• _Short task_
Scan the material and copy every line in which "text" appears.

• _Entries_

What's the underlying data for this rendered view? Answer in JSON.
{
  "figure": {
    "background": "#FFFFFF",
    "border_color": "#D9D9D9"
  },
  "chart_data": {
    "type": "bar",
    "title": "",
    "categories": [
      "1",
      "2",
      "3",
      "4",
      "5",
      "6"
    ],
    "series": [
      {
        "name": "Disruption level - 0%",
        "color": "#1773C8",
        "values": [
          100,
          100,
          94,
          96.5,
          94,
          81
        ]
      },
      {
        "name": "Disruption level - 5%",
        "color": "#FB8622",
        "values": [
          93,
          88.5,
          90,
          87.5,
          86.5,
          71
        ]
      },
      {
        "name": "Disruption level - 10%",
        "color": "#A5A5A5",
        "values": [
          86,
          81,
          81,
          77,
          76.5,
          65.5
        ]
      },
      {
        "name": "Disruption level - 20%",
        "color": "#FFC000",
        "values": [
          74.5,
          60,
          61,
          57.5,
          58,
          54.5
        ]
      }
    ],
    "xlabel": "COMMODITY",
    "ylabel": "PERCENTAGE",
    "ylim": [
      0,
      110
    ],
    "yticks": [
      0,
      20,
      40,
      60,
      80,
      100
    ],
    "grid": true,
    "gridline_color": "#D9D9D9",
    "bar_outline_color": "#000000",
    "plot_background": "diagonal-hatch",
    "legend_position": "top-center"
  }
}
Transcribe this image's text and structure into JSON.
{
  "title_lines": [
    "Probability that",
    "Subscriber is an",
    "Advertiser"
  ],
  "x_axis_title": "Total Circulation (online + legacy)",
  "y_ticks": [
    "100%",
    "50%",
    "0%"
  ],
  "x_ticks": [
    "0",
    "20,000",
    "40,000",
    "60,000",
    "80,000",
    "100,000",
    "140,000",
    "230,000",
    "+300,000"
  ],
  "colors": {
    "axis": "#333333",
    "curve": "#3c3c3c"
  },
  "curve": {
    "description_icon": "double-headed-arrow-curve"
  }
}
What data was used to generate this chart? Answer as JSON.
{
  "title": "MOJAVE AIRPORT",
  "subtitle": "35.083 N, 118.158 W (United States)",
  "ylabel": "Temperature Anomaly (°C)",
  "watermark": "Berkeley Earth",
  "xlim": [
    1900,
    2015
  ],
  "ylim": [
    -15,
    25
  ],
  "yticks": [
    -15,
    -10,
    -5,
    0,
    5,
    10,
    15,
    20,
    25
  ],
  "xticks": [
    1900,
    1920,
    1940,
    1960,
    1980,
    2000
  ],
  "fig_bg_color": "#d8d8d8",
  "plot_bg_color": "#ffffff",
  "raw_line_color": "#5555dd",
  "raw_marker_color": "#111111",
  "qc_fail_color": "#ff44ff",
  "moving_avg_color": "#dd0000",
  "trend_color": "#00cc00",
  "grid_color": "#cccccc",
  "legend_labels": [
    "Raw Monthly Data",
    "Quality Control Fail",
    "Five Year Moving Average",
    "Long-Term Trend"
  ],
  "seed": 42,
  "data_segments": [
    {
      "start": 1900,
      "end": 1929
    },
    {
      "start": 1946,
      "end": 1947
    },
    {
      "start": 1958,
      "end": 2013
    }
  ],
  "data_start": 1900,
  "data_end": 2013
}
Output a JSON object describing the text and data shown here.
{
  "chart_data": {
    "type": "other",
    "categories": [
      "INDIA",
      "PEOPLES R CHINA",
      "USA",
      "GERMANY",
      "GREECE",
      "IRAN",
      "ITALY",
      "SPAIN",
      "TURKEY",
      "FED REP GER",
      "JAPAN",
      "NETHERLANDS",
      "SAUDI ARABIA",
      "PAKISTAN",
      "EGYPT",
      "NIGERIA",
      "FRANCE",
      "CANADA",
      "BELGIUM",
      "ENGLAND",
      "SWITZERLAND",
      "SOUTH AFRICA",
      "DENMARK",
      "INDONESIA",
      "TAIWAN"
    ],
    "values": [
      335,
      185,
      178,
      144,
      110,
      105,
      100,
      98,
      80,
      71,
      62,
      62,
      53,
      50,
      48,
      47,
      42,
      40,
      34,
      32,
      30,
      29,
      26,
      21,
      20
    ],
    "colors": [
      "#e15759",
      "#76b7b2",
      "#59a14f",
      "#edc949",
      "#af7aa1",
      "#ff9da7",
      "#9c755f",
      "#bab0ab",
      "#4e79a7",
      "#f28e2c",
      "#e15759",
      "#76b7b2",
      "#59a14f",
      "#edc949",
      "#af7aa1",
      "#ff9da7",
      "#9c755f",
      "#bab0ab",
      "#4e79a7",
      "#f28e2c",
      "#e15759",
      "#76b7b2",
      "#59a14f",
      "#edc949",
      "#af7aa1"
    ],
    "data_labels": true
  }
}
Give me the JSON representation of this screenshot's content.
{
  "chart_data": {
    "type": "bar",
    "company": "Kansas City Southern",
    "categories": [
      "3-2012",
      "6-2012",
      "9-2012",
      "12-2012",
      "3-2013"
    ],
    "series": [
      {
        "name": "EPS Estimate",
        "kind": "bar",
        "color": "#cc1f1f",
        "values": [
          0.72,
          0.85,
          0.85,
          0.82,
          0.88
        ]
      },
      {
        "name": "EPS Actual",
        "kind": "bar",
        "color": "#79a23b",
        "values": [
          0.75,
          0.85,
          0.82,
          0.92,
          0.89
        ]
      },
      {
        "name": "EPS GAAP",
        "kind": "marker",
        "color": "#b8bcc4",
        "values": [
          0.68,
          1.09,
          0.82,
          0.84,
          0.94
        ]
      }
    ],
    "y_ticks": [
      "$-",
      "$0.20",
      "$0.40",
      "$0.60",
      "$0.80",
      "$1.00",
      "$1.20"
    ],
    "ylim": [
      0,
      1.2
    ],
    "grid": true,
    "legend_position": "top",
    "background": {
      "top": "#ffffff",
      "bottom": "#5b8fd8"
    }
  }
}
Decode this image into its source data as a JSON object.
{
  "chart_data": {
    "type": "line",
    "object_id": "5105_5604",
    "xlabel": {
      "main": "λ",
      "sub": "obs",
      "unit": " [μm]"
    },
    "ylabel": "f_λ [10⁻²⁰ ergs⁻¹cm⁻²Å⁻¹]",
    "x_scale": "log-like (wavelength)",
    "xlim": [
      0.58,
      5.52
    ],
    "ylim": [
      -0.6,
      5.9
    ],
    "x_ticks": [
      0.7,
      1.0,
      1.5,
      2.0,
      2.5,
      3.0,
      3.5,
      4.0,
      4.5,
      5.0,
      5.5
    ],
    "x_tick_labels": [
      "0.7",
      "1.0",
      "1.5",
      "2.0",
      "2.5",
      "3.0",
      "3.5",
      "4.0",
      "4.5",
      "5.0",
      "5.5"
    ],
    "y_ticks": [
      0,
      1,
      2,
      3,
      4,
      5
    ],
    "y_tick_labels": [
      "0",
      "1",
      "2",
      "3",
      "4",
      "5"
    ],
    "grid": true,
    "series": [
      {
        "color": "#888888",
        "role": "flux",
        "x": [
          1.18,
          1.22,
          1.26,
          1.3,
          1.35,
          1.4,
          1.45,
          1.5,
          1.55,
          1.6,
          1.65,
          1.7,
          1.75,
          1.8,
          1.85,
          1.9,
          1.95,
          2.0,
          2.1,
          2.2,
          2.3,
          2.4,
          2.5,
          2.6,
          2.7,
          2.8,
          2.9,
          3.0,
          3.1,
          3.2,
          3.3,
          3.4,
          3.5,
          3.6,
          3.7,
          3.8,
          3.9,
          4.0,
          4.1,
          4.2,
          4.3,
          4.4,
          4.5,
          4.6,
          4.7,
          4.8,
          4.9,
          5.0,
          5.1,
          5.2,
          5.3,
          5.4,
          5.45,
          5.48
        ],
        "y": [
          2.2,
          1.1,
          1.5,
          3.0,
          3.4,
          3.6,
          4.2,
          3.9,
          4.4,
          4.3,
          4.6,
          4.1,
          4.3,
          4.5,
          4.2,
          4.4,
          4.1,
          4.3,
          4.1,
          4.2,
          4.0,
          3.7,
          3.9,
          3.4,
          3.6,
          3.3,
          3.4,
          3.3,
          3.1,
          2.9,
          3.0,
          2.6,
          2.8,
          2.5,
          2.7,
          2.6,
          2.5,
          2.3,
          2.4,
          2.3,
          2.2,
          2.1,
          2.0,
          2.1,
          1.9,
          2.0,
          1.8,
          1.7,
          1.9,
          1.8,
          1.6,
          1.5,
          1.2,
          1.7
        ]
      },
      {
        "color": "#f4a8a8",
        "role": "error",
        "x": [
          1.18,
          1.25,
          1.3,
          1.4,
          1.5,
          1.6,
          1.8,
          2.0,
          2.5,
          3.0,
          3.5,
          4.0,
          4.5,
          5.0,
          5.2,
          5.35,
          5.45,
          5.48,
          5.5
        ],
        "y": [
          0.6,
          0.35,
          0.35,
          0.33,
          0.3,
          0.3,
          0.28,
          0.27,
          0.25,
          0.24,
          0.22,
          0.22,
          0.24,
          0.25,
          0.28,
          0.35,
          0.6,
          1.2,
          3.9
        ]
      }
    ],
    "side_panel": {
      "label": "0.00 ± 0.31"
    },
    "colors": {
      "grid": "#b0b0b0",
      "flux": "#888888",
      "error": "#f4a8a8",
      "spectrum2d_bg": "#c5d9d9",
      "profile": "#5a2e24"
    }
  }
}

• _Reply to the task_
Transcribe this image's text and structure into JSON.
Output a JSON object describing the text and data shown here.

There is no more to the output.